>>>>>

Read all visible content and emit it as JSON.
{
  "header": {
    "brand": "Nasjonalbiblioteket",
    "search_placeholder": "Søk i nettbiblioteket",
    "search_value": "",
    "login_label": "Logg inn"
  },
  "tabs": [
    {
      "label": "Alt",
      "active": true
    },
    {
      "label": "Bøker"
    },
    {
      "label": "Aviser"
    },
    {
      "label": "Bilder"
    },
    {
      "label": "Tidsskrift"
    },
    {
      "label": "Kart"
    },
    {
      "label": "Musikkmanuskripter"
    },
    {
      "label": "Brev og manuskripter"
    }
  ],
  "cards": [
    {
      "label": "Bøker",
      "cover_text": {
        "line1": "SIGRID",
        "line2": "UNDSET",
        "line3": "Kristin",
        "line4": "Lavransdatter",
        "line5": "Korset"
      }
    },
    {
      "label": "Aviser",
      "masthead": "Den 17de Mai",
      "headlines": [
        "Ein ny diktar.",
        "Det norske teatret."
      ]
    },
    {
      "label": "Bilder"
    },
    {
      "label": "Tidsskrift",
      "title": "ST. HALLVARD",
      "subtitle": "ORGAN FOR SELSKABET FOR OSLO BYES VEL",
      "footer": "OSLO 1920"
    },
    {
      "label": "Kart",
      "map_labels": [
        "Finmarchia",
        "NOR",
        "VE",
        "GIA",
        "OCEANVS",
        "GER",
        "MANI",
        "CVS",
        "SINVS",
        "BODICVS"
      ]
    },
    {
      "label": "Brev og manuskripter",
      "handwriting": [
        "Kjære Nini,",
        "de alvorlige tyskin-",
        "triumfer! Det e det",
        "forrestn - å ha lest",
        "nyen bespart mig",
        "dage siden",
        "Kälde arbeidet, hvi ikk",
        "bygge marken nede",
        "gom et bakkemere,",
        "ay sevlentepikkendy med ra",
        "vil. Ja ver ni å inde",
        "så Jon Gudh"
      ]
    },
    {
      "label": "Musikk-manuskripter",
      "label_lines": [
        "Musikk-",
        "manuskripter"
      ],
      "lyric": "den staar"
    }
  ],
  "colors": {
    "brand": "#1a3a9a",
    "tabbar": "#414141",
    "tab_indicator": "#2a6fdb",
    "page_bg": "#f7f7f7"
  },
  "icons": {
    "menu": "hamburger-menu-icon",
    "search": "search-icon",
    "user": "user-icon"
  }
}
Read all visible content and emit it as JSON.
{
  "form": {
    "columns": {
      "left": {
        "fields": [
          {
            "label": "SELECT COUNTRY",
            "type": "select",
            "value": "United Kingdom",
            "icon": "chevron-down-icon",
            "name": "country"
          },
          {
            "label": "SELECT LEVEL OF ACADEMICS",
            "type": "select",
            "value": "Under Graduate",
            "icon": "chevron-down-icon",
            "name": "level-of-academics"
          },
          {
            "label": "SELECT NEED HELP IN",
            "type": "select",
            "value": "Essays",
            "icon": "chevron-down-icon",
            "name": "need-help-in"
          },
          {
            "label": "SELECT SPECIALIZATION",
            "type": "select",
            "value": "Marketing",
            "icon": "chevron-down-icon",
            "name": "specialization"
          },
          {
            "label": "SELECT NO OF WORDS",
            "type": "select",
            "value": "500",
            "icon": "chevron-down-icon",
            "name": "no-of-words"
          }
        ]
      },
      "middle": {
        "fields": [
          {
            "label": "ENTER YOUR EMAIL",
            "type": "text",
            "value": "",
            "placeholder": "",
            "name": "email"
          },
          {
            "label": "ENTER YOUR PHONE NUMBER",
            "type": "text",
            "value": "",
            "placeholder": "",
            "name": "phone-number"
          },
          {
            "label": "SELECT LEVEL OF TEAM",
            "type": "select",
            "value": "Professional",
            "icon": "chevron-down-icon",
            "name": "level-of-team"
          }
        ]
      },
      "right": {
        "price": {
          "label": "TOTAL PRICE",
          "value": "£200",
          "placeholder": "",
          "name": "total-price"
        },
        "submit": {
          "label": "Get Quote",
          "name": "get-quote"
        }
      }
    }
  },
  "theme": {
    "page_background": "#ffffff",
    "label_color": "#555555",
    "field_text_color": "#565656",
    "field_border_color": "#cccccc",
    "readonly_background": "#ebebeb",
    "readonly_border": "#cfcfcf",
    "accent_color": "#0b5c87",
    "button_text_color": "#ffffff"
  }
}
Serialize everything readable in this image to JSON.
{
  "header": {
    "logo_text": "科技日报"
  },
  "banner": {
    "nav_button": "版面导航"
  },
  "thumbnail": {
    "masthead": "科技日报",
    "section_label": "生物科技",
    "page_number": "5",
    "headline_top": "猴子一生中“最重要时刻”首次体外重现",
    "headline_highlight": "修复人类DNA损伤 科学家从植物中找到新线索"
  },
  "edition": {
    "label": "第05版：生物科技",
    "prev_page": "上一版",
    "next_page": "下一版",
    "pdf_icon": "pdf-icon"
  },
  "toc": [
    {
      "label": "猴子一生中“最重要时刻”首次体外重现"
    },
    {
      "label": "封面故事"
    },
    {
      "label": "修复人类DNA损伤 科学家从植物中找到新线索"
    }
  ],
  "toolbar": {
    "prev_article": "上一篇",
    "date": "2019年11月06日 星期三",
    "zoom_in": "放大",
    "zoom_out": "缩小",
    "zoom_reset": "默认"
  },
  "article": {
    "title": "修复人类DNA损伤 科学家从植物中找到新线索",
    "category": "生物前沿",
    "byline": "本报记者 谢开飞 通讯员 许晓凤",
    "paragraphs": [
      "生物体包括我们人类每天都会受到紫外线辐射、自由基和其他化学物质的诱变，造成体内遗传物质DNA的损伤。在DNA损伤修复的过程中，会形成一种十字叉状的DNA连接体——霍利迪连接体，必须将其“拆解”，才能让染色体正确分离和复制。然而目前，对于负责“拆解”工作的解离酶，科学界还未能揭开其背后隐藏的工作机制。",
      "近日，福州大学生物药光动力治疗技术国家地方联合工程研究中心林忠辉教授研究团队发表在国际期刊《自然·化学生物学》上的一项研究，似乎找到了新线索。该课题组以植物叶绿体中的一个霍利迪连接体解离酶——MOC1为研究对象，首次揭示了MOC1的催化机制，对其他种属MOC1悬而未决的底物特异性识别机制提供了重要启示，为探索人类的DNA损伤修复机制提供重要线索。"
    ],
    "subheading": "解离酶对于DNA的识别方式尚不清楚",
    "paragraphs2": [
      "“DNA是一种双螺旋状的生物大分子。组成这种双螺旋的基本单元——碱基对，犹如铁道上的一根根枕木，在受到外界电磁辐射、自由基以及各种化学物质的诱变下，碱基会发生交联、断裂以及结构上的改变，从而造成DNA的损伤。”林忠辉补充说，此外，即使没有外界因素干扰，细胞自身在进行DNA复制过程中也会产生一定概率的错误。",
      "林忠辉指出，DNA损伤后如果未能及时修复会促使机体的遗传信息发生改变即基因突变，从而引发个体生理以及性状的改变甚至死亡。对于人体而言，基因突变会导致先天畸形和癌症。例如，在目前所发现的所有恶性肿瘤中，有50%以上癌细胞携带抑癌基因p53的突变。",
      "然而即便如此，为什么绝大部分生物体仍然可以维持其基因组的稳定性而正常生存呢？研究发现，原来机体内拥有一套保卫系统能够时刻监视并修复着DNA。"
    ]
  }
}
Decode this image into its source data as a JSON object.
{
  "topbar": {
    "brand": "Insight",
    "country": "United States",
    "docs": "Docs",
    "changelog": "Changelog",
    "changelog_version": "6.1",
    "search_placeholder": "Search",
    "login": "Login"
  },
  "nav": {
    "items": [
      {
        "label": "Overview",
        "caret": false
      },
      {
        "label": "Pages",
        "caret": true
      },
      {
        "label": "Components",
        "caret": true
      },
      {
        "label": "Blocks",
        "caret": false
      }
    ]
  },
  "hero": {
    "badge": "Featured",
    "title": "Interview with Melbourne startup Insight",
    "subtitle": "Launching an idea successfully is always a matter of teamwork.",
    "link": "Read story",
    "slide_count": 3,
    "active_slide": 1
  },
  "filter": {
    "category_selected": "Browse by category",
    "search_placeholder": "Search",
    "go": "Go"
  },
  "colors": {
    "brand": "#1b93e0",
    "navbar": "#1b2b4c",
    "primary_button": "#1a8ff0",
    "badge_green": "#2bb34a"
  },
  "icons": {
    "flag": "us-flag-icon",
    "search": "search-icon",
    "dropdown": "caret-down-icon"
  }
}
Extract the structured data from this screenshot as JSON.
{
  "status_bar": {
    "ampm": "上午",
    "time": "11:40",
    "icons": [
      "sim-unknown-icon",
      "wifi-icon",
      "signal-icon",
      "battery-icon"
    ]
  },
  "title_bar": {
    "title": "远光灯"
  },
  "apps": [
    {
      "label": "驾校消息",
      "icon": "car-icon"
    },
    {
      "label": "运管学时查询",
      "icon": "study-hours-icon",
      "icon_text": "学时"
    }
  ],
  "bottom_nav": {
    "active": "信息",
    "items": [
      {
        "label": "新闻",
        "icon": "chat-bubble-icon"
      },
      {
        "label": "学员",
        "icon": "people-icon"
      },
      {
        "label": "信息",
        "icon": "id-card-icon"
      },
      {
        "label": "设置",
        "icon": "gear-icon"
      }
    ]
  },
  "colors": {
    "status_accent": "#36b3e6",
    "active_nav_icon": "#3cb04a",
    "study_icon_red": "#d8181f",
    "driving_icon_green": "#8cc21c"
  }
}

<<<<<

Working from the entries above, return all lines that contain "最重要时刻".

- ANSWER FOR THE TASK:
    "headline_top": "猴子一生中“最重要时刻”首次体外重现",
      "label": "猴子一生中“最重要时刻”首次体外重现"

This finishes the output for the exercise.